## Document segment:
News2023.12.06 16:44

Lithuania to turn to EC as Meta ignores calls to deal with scammers on social media

Jūratė Skėrytė, BNS 2023.12.06 16:44

After failing to get a response from Meta, Lithuanian institutions are planning to turn to the European Commission about fraud and fake accounts on Facebook and Instagram.

The appeal is being prepared by the Communications Regulatory Authority and the parliamentary Committee on Culture. The goal is to inform the EC about Meta’s possible breaches of the Digital Services Act due to its failure to guarantee consumer safety.

On Wednesday, Debunk.org, a disinformation analysis centre, informed members of the parliamentary Committee on Culture about a study it had carried out on large-scale fraud, brand theft and the creation of fake accounts on Facebook and Instagram.

According to the centre, scammers create clones of social media accounts of popular media outlets, celebrities and companies. These are then used to promote get-rich-fast scams and fake investment platforms in order to get people’s personal information and bank account details.

“This is huge reach, a huge problem, and it’s not being addressed,” Viktoras Daukšas, analyst and head of Debunk.org, said during the committee meeting on Wednesday.

All the participants pointed out that Meta has failed to take any action to fight scammers and usually does not react to reports of abuse.

“Meta’s non-cooperation is the biggest problem. If they removed everything, it would all be fine and there would be no complaints,” MP Vytautas Kernagis, a member of the Culture Committee, said.

Suspected criminal group

Debunk.org has been monitoring the situation since the beginning of this year and says it has found 118 websites that impersonate mainly Lithuanian media outlets, and also 124 social media accounts that are used to impersonate media and publish false advertising.

Scammers have impersonated LRT, LNK, Delfi, InfoTV, the Estonian national broadcaster, the largest Estonian newspaper, Ignitis, Swedbank and other banks operating in Lithuania. People have been invited to invest via fake investment platforms.

## What you need to do:
In the article about Meta and social media scammers, turn the paragraph that begins "Debunk.org has been monitoring the situation" into a short bulleted list that keeps its main facts.

## Raw data:
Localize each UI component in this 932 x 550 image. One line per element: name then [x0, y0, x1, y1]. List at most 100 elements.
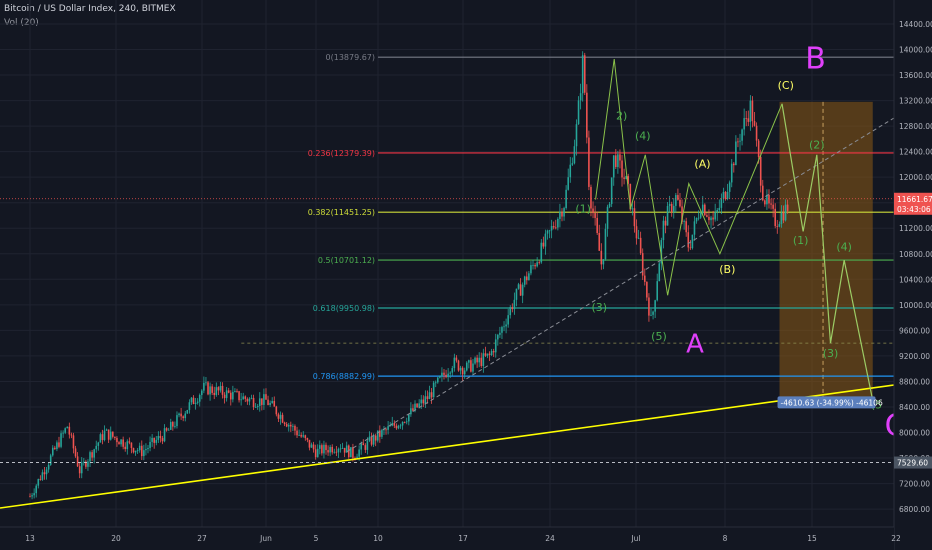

## Correct result:
- Debunk.org has monitored the situation since the start of this year.
- It found 118 websites impersonating mostly Lithuanian media outlets.
- It found 124 social media accounts used to impersonate media and publish false advertising.